- Job
Take the material below and retype it in full; pictures are left out.

- Records provided
━━━━━━━━━━━━━━━━━━━━━━━━━━━━━━

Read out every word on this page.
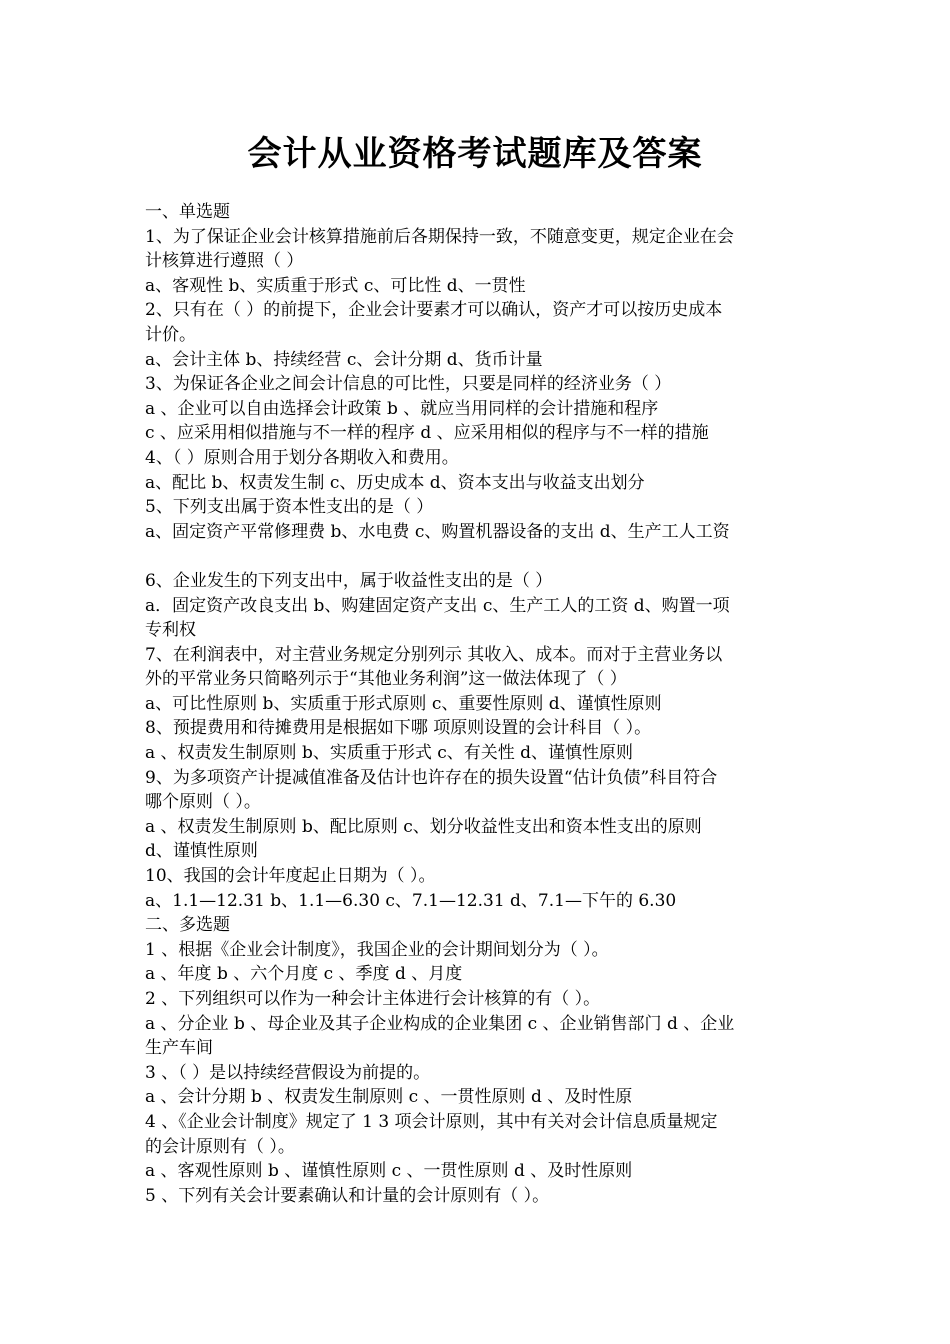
会计从业资格考试题库及答案
一、单选题
1、为了保证企业会计核算措施前后各期保持一致，不随意变更，规定企业在会
计核算进行遵照（ ）
a、客观性 b、实质重于形式 c、可比性 d、一贯性
2、只有在（ ）的前提下，企业会计要素才可以确认，资产才可以按历史成本
计价。
a、会计主体 b、持续经营 c、会计分期 d、货币计量
3、为保证各企业之间会计信息的可比性，只要是同样的经济业务（ ）
a 、企业可以自由选择会计政策 b 、就应当用同样的会计措施和程序
c 、应采用相似措施与不一样的程序 d 、应采用相似的程序与不一样的措施
4、（ ）原则合用于划分各期收入和费用。
a、配比 b、权责发生制 c、历史成本 d、资本支出与收益支出划分
5、下列支出属于资本性支出的是（ ）
a、固定资产平常修理费 b、水电费 c、购置机器设备的支出 d、生产工人工资
6、企业发生的下列支出中，属于收益性支出的是（ ）
a．固定资产改良支出 b、购建固定资产支出 c、生产工人的工资 d、购置一项
专利权
7、在利润表中，对主营业务规定分别列示 其收入、成本。而对于主营业务以
外的平常业务只简略列示于“其他业务利润”这一做法体现了（ ）
a、可比性原则 b、实质重于形式原则 c、重要性原则 d、谨慎性原则
8、预提费用和待摊费用是根据如下哪 项原则设置的会计科目（ ）。
a 、权责发生制原则 b、实质重于形式 c、有关性 d、谨慎性原则
9、为多项资产计提减值准备及估计也许存在的损失设置“估计负债”科目符合
哪个原则（ ）。
a 、权责发生制原则 b、配比原则 c、划分收益性支出和资本性支出的原则
d、谨慎性原则
10、我国的会计年度起止日期为（ ）。
a、1.1—12.31 b、1.1—6.30 c、7.1—12.31 d、7.1—下午的 6.30
二、多选题
1 、根据《企业会计制度》，我国企业的会计期间划分为（ ）。
a 、年度 b 、六个月度 c 、季度 d 、月度
2 、下列组织可以作为一种会计主体进行会计核算的有（ ）。
a 、分企业 b 、母企业及其子企业构成的企业集团 c 、企业销售部门 d 、企业
生产车间
3 、（ ）是以持续经营假设为前提的。
a 、会计分期 b 、权责发生制原则 c 、一贯性原则 d 、及时性原
4 、《企业会计制度》规定了 1 3 项会计原则，其中有关对会计信息质量规定
的会计原则有（ ）。
a 、客观性原则 b 、谨慎性原则 c 、一贯性原则 d 、及时性原则
5 、下列有关会计要素确认和计量的会计原则有（ ）。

━━━━━━━━━━━━━━━━━━━━━━━━━━━━━━

- Exercise answer
Read out every word on this page.
会计从业资格考试题库及答案
一、单选题
1、为了保证企业会计核算措施前后各期保持一致，不随意变更，规定企业在会
计核算进行遵照（ ）
a、客观性 b、实质重于形式 c、可比性 d、一贯性
2、只有在（ ）的前提下，企业会计要素才可以确认，资产才可以按历史成本
计价。
a、会计主体 b、持续经营 c、会计分期 d、货币计量
3、为保证各企业之间会计信息的可比性，只要是同样的经济业务（ ）
a 、企业可以自由选择会计政策 b 、就应当用同样的会计措施和程序
c 、应采用相似措施与不一样的程序 d 、应采用相似的程序与不一样的措施
4、（ ）原则合用于划分各期收入和费用。
a、配比 b、权责发生制 c、历史成本 d、资本支出与收益支出划分
5、下列支出属于资本性支出的是（ ）
a、固定资产平常修理费 b、水电费 c、购置机器设备的支出 d、生产工人工资
6、企业发生的下列支出中，属于收益性支出的是（ ）
a．固定资产改良支出 b、购建固定资产支出 c、生产工人的工资 d、购置一项
专利权
7、在利润表中，对主营业务规定分别列示 其收入、成本。而对于主营业务以
外的平常业务只简略列示于“其他业务利润”这一做法体现了（ ）
a、可比性原则 b、实质重于形式原则 c、重要性原则 d、谨慎性原则
8、预提费用和待摊费用是根据如下哪 项原则设置的会计科目（ ）。
a 、权责发生制原则 b、实质重于形式 c、有关性 d、谨慎性原则
9、为多项资产计提减值准备及估计也许存在的损失设置“估计负债”科目符合
哪个原则（ ）。
a 、权责发生制原则 b、配比原则 c、划分收益性支出和资本性支出的原则
d、谨慎性原则
10、我国的会计年度起止日期为（ ）。
a、1.1—12.31 b、1.1—6.30 c、7.1—12.31 d、7.1—下午的 6.30
二、多选题
1 、根据《企业会计制度》，我国企业的会计期间划分为（ ）。
a 、年度 b 、六个月度 c 、季度 d 、月度
2 、下列组织可以作为一种会计主体进行会计核算的有（ ）。
a 、分企业 b 、母企业及其子企业构成的企业集团 c 、企业销售部门 d 、企业
生产车间
3 、（ ）是以持续经营假设为前提的。
a 、会计分期 b 、权责发生制原则 c 、一贯性原则 d 、及时性原
4 、《企业会计制度》规定了 1 3 项会计原则，其中有关对会计信息质量规定
的会计原则有（ ）。
a 、客观性原则 b 、谨慎性原则 c 、一贯性原则 d 、及时性原则
5 、下列有关会计要素确认和计量的会计原则有（ ）。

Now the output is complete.